GIVEN EXERCISE: Restate each of the lines given below, word for word.

RECORDS FOR PROCESSING:
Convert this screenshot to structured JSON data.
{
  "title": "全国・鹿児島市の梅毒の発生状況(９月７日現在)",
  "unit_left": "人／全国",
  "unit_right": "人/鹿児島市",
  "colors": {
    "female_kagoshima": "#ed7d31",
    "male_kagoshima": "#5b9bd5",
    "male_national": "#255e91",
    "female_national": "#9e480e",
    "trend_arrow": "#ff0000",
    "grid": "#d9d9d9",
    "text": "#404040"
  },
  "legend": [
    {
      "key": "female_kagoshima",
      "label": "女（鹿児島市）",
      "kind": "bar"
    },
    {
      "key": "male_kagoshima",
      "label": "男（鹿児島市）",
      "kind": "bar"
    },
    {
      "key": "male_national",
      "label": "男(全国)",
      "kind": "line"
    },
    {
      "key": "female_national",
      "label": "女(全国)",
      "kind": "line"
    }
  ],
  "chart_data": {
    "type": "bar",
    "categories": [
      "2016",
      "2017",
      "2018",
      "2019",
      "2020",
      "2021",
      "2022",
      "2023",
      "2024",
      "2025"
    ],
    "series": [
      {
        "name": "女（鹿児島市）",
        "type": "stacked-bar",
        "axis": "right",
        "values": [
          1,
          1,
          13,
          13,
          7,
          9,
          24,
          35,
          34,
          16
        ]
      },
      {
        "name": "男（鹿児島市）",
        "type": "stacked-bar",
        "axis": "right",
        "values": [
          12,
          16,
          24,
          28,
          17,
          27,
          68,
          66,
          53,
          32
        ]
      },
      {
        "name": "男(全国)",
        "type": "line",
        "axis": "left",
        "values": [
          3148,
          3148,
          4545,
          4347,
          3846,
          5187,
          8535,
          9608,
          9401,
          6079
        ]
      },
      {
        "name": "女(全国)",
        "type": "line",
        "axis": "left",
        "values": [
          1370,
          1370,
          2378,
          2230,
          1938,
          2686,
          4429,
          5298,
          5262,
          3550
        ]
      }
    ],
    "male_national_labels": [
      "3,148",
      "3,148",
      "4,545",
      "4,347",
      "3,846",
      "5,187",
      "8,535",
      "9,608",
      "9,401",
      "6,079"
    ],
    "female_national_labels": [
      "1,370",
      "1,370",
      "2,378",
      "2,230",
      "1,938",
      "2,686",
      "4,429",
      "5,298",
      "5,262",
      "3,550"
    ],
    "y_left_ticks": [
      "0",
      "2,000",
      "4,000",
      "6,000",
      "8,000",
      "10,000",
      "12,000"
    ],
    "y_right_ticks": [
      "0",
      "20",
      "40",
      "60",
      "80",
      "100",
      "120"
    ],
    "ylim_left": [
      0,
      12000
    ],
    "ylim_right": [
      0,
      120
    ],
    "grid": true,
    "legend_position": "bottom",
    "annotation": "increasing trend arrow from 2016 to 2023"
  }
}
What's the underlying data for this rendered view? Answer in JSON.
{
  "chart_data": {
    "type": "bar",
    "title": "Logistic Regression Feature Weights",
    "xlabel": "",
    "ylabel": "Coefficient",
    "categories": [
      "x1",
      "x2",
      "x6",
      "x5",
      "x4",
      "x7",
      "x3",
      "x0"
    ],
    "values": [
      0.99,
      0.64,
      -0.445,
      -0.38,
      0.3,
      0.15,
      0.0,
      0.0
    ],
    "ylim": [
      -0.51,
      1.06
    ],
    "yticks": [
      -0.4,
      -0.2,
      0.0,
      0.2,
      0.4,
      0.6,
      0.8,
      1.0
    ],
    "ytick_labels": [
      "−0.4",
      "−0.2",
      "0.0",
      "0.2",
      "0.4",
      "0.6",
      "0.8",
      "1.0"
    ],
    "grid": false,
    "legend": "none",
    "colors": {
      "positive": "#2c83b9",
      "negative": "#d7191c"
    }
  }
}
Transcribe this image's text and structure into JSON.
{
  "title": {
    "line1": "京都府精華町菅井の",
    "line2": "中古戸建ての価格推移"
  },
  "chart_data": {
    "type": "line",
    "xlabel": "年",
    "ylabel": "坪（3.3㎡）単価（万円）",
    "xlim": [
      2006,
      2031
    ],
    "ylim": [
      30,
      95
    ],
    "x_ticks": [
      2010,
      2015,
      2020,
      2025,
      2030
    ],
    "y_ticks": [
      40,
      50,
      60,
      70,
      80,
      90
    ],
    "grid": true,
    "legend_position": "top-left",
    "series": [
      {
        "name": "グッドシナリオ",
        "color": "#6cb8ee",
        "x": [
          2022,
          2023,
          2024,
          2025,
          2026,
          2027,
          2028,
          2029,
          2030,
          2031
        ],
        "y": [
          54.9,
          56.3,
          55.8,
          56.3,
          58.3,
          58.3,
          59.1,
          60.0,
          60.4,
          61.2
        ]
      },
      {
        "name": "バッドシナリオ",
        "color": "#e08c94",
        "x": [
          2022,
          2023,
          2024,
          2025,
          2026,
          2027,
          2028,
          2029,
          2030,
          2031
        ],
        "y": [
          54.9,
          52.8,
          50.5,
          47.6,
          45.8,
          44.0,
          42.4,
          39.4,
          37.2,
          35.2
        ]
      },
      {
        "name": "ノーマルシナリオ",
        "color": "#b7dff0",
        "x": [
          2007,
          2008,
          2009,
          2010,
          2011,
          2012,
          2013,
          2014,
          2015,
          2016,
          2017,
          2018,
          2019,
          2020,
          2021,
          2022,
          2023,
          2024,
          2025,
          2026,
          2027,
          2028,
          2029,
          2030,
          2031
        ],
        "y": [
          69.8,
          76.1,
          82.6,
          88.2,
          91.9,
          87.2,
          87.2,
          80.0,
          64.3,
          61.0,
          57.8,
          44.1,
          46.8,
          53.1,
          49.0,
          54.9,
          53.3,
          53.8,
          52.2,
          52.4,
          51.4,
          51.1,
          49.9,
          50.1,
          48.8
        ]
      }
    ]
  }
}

ANSWER FOR THE TASK:
Convert this screenshot to structured JSON data.
{
  "title": "全国・鹿児島市の梅毒の発生状況(９月７日現在)",
  "unit_left": "人／全国",
  "unit_right": "人/鹿児島市",
  "colors": {
    "female_kagoshima": "#ed7d31",
    "male_kagoshima": "#5b9bd5",
    "male_national": "#255e91",
    "female_national": "#9e480e",
    "trend_arrow": "#ff0000",
    "grid": "#d9d9d9",
    "text": "#404040"
  },
  "legend": [
    {
      "key": "female_kagoshima",
      "label": "女（鹿児島市）",
      "kind": "bar"
    },
    {
      "key": "male_kagoshima",
      "label": "男（鹿児島市）",
      "kind": "bar"
    },
    {
      "key": "male_national",
      "label": "男(全国)",
      "kind": "line"
    },
    {
      "key": "female_national",
      "label": "女(全国)",
      "kind": "line"
    }
  ],
  "chart_data": {
    "type": "bar",
    "categories": [
      "2016",
      "2017",
      "2018",
      "2019",
      "2020",
      "2021",
      "2022",
      "2023",
      "2024",
      "2025"
    ],
    "series": [
      {
        "name": "女（鹿児島市）",
        "type": "stacked-bar",
        "axis": "right",
        "values": [
          1,
          1,
          13,
          13,
          7,
          9,
          24,
          35,
          34,
          16
        ]
      },
      {
        "name": "男（鹿児島市）",
        "type": "stacked-bar",
        "axis": "right",
        "values": [
          12,
          16,
          24,
          28,
          17,
          27,
          68,
          66,
          53,
          32
        ]
      },
      {
        "name": "男(全国)",
        "type": "line",
        "axis": "left",
        "values": [
          3148,
          3148,
          4545,
          4347,
          3846,
          5187,
          8535,
          9608,
          9401,
          6079
        ]
      },
      {
        "name": "女(全国)",
        "type": "line",
        "axis": "left",
        "values": [
          1370,
          1370,
          2378,
          2230,
          1938,
          2686,
          4429,
          5298,
          5262,
          3550
        ]
      }
    ],
    "male_national_labels": [
      "3,148",
      "3,148",
      "4,545",
      "4,347",
      "3,846",
      "5,187",
      "8,535",
      "9,608",
      "9,401",
      "6,079"
    ],
    "female_national_labels": [
      "1,370",
      "1,370",
      "2,378",
      "2,230",
      "1,938",
      "2,686",
      "4,429",
      "5,298",
      "5,262",
      "3,550"
    ],
    "y_left_ticks": [
      "0",
      "2,000",
      "4,000",
      "6,000",
      "8,000",
      "10,000",
      "12,000"
    ],
    "y_right_ticks": [
      "0",
      "20",
      "40",
      "60",
      "80",
      "100",
      "120"
    ],
    "ylim_left": [
      0,
      12000
    ],
    "ylim_right": [
      0,
      120
    ],
    "grid": true,
    "legend_position": "bottom",
    "annotation": "increasing trend arrow from 2016 to 2023"
  }
}
What's the underlying data for this rendered view? Answer in JSON.
{
  "chart_data": {
    "type": "bar",
    "title": "Logistic Regression Feature Weights",
    "xlabel": "",
    "ylabel": "Coefficient",
    "categories": [
      "x1",
      "x2",
      "x6",
      "x5",
      "x4",
      "x7",
      "x3",
      "x0"
    ],
    "values": [
      0.99,
      0.64,
      -0.445,
      -0.38,
      0.3,
      0.15,
      0.0,
      0.0
    ],
    "ylim": [
      -0.51,
      1.06
    ],
    "yticks": [
      -0.4,
      -0.2,
      0.0,
      0.2,
      0.4,
      0.6,
      0.8,
      1.0
    ],
    "ytick_labels": [
      "−0.4",
      "−0.2",
      "0.0",
      "0.2",
      "0.4",
      "0.6",
      "0.8",
      "1.0"
    ],
    "grid": false,
    "legend": "none",
    "colors": {
      "positive": "#2c83b9",
      "negative": "#d7191c"
    }
  }
}
Transcribe this image's text and structure into JSON.
{
  "title": {
    "line1": "京都府精華町菅井の",
    "line2": "中古戸建ての価格推移"
  },
  "chart_data": {
    "type": "line",
    "xlabel": "年",
    "ylabel": "坪（3.3㎡）単価（万円）",
    "xlim": [
      2006,
      2031
    ],
    "ylim": [
      30,
      95
    ],
    "x_ticks": [
      2010,
      2015,
      2020,
      2025,
      2030
    ],
    "y_ticks": [
      40,
      50,
      60,
      70,
      80,
      90
    ],
    "grid": true,
    "legend_position": "top-left",
    "series": [
      {
        "name": "グッドシナリオ",
        "color": "#6cb8ee",
        "x": [
          2022,
          2023,
          2024,
          2025,
          2026,
          2027,
          2028,
          2029,
          2030,
          2031
        ],
        "y": [
          54.9,
          56.3,
          55.8,
          56.3,
          58.3,
          58.3,
          59.1,
          60.0,
          60.4,
          61.2
        ]
      },
      {
        "name": "バッドシナリオ",
        "color": "#e08c94",
        "x": [
          2022,
          2023,
          2024,
          2025,
          2026,
          2027,
          2028,
          2029,
          2030,
          2031
        ],
        "y": [
          54.9,
          52.8,
          50.5,
          47.6,
          45.8,
          44.0,
          42.4,
          39.4,
          37.2,
          35.2
        ]
      },
      {
        "name": "ノーマルシナリオ",
        "color": "#b7dff0",
        "x": [
          2007,
          2008,
          2009,
          2010,
          2011,
          2012,
          2013,
          2014,
          2015,
          2016,
          2017,
          2018,
          2019,
          2020,
          2021,
          2022,
          2023,
          2024,
          2025,
          2026,
          2027,
          2028,
          2029,
          2030,
          2031
        ],
        "y": [
          69.8,
          76.1,
          82.6,
          88.2,
          91.9,
          87.2,
          87.2,
          80.0,
          64.3,
          61.0,
          57.8,
          44.1,
          46.8,
          53.1,
          49.0,
          54.9,
          53.3,
          53.8,
          52.2,
          52.4,
          51.4,
          51.1,
          49.9,
          50.1,
          48.8
        ]
      }
    ]
  }
}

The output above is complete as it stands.